Problem: Gather every line of the material below that contains the string "markers", copying each one in full.

Stored data entries:
● ● ● ● ●
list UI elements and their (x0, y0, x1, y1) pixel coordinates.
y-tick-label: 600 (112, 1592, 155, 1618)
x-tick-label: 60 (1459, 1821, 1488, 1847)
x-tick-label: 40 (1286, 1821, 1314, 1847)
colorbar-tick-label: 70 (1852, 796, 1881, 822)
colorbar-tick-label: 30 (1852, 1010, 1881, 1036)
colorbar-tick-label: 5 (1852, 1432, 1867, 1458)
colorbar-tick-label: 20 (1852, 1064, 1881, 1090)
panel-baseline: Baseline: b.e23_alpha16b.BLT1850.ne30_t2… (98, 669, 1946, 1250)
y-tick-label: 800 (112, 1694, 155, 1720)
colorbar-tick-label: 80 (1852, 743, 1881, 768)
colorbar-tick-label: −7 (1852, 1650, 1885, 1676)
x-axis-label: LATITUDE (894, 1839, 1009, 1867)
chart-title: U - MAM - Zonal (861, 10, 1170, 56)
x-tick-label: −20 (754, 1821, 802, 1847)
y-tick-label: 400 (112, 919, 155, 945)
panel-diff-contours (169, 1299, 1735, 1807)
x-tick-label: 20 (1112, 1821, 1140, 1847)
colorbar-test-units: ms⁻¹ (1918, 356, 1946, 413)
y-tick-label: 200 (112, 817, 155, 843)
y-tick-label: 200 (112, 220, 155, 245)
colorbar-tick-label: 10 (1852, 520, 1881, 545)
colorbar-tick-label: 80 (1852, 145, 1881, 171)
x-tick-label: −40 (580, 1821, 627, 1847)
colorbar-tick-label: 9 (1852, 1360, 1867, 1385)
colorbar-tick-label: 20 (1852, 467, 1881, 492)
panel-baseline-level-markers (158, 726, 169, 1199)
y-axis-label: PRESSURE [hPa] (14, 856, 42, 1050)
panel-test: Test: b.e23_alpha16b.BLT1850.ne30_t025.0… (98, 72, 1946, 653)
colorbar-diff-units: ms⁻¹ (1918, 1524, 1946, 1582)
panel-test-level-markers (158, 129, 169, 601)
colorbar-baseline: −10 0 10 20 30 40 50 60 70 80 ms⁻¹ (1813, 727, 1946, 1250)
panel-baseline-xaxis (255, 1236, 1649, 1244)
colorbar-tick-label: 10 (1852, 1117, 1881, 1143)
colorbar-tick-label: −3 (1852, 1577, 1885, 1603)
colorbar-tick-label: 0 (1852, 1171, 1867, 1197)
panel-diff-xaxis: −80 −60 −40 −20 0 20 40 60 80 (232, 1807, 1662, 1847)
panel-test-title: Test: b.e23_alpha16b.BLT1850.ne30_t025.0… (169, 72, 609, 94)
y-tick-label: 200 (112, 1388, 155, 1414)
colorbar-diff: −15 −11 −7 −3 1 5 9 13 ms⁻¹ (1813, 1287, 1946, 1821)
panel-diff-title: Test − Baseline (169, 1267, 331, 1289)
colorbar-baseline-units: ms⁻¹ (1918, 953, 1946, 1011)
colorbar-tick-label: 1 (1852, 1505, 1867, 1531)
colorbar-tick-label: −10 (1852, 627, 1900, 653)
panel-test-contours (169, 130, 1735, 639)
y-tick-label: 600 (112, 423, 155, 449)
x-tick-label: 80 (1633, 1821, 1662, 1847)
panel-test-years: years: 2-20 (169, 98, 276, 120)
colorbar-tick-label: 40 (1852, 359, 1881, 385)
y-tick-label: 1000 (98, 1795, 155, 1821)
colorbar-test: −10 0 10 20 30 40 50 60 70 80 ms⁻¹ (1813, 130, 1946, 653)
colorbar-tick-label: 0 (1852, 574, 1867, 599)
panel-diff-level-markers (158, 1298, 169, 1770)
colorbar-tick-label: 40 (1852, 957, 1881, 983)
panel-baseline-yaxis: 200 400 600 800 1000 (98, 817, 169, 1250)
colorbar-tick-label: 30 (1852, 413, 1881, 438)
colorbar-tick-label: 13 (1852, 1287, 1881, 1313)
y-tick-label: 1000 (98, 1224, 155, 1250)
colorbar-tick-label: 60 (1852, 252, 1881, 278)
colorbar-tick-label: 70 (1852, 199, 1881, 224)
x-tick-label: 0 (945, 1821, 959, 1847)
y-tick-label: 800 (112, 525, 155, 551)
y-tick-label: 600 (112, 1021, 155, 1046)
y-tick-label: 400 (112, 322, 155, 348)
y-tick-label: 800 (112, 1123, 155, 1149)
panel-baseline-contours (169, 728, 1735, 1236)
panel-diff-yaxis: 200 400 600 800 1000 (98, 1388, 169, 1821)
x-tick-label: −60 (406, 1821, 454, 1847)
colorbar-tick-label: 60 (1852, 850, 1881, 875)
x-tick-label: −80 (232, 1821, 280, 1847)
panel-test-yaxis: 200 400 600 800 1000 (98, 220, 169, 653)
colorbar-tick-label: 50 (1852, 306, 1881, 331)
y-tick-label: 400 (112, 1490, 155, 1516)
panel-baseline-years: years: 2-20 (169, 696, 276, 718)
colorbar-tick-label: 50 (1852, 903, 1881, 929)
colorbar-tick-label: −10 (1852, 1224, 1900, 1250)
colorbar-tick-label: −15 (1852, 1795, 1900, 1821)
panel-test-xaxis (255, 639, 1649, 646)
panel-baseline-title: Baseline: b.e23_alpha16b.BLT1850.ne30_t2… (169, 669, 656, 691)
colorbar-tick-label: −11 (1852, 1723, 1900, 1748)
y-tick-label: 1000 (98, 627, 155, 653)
● ● ● ● ●
Task answer:
panel-baseline-level-markers (158, 726, 169, 1199)
panel-test-level-markers (158, 129, 169, 601)
panel-diff-level-markers (158, 1298, 169, 1770)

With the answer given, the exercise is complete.